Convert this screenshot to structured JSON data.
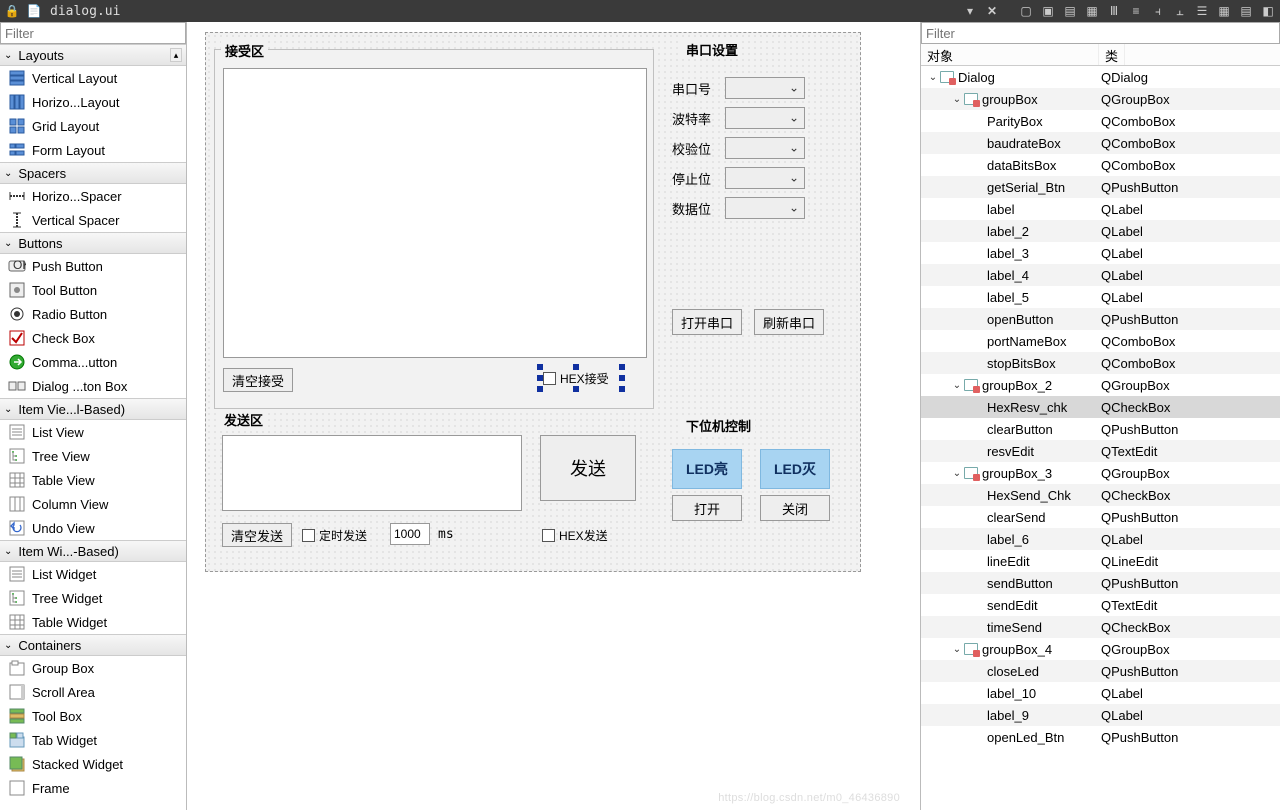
{
  "titlebar": {
    "title": "dialog.ui"
  },
  "filters": {
    "placeholder": "Filter"
  },
  "objtree": {
    "headers": {
      "object": "对象",
      "class": "类"
    },
    "rows": [
      {
        "d": 0,
        "c": true,
        "i": true,
        "n": "Dialog",
        "k": "QDialog"
      },
      {
        "d": 1,
        "c": true,
        "i": true,
        "n": "groupBox",
        "k": "QGroupBox"
      },
      {
        "d": 2,
        "c": false,
        "i": false,
        "n": "ParityBox",
        "k": "QComboBox"
      },
      {
        "d": 2,
        "c": false,
        "i": false,
        "n": "baudrateBox",
        "k": "QComboBox"
      },
      {
        "d": 2,
        "c": false,
        "i": false,
        "n": "dataBitsBox",
        "k": "QComboBox"
      },
      {
        "d": 2,
        "c": false,
        "i": false,
        "n": "getSerial_Btn",
        "k": "QPushButton"
      },
      {
        "d": 2,
        "c": false,
        "i": false,
        "n": "label",
        "k": "QLabel"
      },
      {
        "d": 2,
        "c": false,
        "i": false,
        "n": "label_2",
        "k": "QLabel"
      },
      {
        "d": 2,
        "c": false,
        "i": false,
        "n": "label_3",
        "k": "QLabel"
      },
      {
        "d": 2,
        "c": false,
        "i": false,
        "n": "label_4",
        "k": "QLabel"
      },
      {
        "d": 2,
        "c": false,
        "i": false,
        "n": "label_5",
        "k": "QLabel"
      },
      {
        "d": 2,
        "c": false,
        "i": false,
        "n": "openButton",
        "k": "QPushButton"
      },
      {
        "d": 2,
        "c": false,
        "i": false,
        "n": "portNameBox",
        "k": "QComboBox"
      },
      {
        "d": 2,
        "c": false,
        "i": false,
        "n": "stopBitsBox",
        "k": "QComboBox"
      },
      {
        "d": 1,
        "c": true,
        "i": true,
        "n": "groupBox_2",
        "k": "QGroupBox"
      },
      {
        "d": 2,
        "c": false,
        "i": false,
        "n": "HexResv_chk",
        "k": "QCheckBox",
        "sel": true
      },
      {
        "d": 2,
        "c": false,
        "i": false,
        "n": "clearButton",
        "k": "QPushButton"
      },
      {
        "d": 2,
        "c": false,
        "i": false,
        "n": "resvEdit",
        "k": "QTextEdit"
      },
      {
        "d": 1,
        "c": true,
        "i": true,
        "n": "groupBox_3",
        "k": "QGroupBox"
      },
      {
        "d": 2,
        "c": false,
        "i": false,
        "n": "HexSend_Chk",
        "k": "QCheckBox"
      },
      {
        "d": 2,
        "c": false,
        "i": false,
        "n": "clearSend",
        "k": "QPushButton"
      },
      {
        "d": 2,
        "c": false,
        "i": false,
        "n": "label_6",
        "k": "QLabel"
      },
      {
        "d": 2,
        "c": false,
        "i": false,
        "n": "lineEdit",
        "k": "QLineEdit"
      },
      {
        "d": 2,
        "c": false,
        "i": false,
        "n": "sendButton",
        "k": "QPushButton"
      },
      {
        "d": 2,
        "c": false,
        "i": false,
        "n": "sendEdit",
        "k": "QTextEdit"
      },
      {
        "d": 2,
        "c": false,
        "i": false,
        "n": "timeSend",
        "k": "QCheckBox"
      },
      {
        "d": 1,
        "c": true,
        "i": true,
        "n": "groupBox_4",
        "k": "QGroupBox"
      },
      {
        "d": 2,
        "c": false,
        "i": false,
        "n": "closeLed",
        "k": "QPushButton"
      },
      {
        "d": 2,
        "c": false,
        "i": false,
        "n": "label_10",
        "k": "QLabel"
      },
      {
        "d": 2,
        "c": false,
        "i": false,
        "n": "label_9",
        "k": "QLabel"
      },
      {
        "d": 2,
        "c": false,
        "i": false,
        "n": "openLed_Btn",
        "k": "QPushButton"
      }
    ]
  },
  "form": {
    "recv": {
      "title": "接受区",
      "clear": "清空接受",
      "hex": "HEX接受"
    },
    "send": {
      "title": "发送区",
      "clear": "清空发送",
      "timer": "定时发送",
      "ms_value": "1000",
      "ms_label": "ms",
      "hex": "HEX发送",
      "sendbtn": "发送"
    },
    "serial": {
      "title": "串口设置",
      "port": "串口号",
      "baud": "波特率",
      "parity": "校验位",
      "stop": "停止位",
      "data": "数据位",
      "open": "打开串口",
      "refresh": "刷新串口"
    },
    "lower": {
      "title": "下位机控制",
      "led_on": "LED亮",
      "led_off": "LED灭",
      "open": "打开",
      "close": "关闭"
    }
  },
  "widgetbox": {
    "sections": [
      {
        "title": "Layouts",
        "scrl": true,
        "items": [
          {
            "label": "Vertical Layout",
            "icon": "vlayout"
          },
          {
            "label": "Horizo...Layout",
            "icon": "hlayout"
          },
          {
            "label": "Grid Layout",
            "icon": "grid"
          },
          {
            "label": "Form Layout",
            "icon": "form"
          }
        ]
      },
      {
        "title": "Spacers",
        "items": [
          {
            "label": "Horizo...Spacer",
            "icon": "hspacer"
          },
          {
            "label": "Vertical Spacer",
            "icon": "vspacer"
          }
        ]
      },
      {
        "title": "Buttons",
        "items": [
          {
            "label": "Push Button",
            "icon": "pushbtn"
          },
          {
            "label": "Tool Button",
            "icon": "toolbtn"
          },
          {
            "label": "Radio Button",
            "icon": "radio"
          },
          {
            "label": "Check Box",
            "icon": "check"
          },
          {
            "label": "Comma...utton",
            "icon": "cmdlink"
          },
          {
            "label": "Dialog ...ton Box",
            "icon": "dlgbtn"
          }
        ]
      },
      {
        "title": "Item Vie...l-Based)",
        "items": [
          {
            "label": "List View",
            "icon": "listv"
          },
          {
            "label": "Tree View",
            "icon": "treev"
          },
          {
            "label": "Table View",
            "icon": "tablev"
          },
          {
            "label": "Column View",
            "icon": "colv"
          },
          {
            "label": "Undo View",
            "icon": "undov"
          }
        ]
      },
      {
        "title": "Item Wi...-Based)",
        "items": [
          {
            "label": "List Widget",
            "icon": "listv"
          },
          {
            "label": "Tree Widget",
            "icon": "treev"
          },
          {
            "label": "Table Widget",
            "icon": "tablev"
          }
        ]
      },
      {
        "title": "Containers",
        "items": [
          {
            "label": "Group Box",
            "icon": "groupbox"
          },
          {
            "label": "Scroll Area",
            "icon": "scroll"
          },
          {
            "label": "Tool Box",
            "icon": "toolbox"
          },
          {
            "label": "Tab Widget",
            "icon": "tab"
          },
          {
            "label": "Stacked Widget",
            "icon": "stack"
          },
          {
            "label": "Frame",
            "icon": "frame"
          }
        ]
      }
    ]
  },
  "watermark": "https://blog.csdn.net/m0_46436890"
}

*REQUIREMENT*
Using the listing above, pick out each line that contains the word "View", then copy it.

*TASK SOLUTION*
            "label": "List View",
            "label": "Tree View",
            "label": "Table View",
            "label": "Column View",
            "label": "Undo View",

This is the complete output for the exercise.